▶ _Stated exercise_
Every line holding the word "rufen" counts once. Give the total, nothing more.

(Extracted records)
○ ○ ○ ○

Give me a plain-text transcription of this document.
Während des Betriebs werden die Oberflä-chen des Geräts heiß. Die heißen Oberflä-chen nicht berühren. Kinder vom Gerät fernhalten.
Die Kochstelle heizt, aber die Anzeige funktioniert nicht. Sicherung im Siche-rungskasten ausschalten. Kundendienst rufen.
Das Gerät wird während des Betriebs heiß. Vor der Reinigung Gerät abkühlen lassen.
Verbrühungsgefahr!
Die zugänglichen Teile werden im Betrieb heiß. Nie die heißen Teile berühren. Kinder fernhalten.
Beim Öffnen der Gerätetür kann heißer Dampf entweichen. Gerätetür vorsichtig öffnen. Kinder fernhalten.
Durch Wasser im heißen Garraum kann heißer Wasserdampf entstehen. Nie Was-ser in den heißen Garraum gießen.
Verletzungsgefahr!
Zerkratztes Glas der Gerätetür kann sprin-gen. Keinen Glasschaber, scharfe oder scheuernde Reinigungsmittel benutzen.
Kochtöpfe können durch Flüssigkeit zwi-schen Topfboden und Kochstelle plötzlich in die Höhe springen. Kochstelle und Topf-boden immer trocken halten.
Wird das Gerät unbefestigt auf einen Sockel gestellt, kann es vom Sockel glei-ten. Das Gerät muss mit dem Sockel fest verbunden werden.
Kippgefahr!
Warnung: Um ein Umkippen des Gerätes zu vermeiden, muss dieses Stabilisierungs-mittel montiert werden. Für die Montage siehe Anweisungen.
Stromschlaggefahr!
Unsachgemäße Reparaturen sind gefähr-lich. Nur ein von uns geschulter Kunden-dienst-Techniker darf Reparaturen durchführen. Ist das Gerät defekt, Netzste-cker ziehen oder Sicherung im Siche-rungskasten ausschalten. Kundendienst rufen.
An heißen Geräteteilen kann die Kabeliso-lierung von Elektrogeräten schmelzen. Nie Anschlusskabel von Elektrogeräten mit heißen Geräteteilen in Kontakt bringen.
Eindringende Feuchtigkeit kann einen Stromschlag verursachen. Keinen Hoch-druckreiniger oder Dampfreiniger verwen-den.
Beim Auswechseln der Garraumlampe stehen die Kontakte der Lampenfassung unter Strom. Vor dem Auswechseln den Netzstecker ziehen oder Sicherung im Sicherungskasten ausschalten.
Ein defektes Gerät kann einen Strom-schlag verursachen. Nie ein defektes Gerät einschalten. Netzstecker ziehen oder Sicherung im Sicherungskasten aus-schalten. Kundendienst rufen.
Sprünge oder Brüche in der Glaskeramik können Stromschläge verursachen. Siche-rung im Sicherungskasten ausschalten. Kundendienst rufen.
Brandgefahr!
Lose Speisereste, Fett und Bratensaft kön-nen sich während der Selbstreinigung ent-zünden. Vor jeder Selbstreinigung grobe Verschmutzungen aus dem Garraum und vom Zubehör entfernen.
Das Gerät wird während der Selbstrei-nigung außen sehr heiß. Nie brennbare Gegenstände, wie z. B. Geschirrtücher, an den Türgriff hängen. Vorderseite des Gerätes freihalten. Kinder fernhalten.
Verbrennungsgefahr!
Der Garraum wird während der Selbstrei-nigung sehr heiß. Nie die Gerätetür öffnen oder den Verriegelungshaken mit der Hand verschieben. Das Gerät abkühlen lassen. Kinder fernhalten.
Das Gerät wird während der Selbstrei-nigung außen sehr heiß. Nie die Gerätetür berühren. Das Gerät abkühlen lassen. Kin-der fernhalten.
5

○ ○ ○ ○

▶ _Problem solution_
4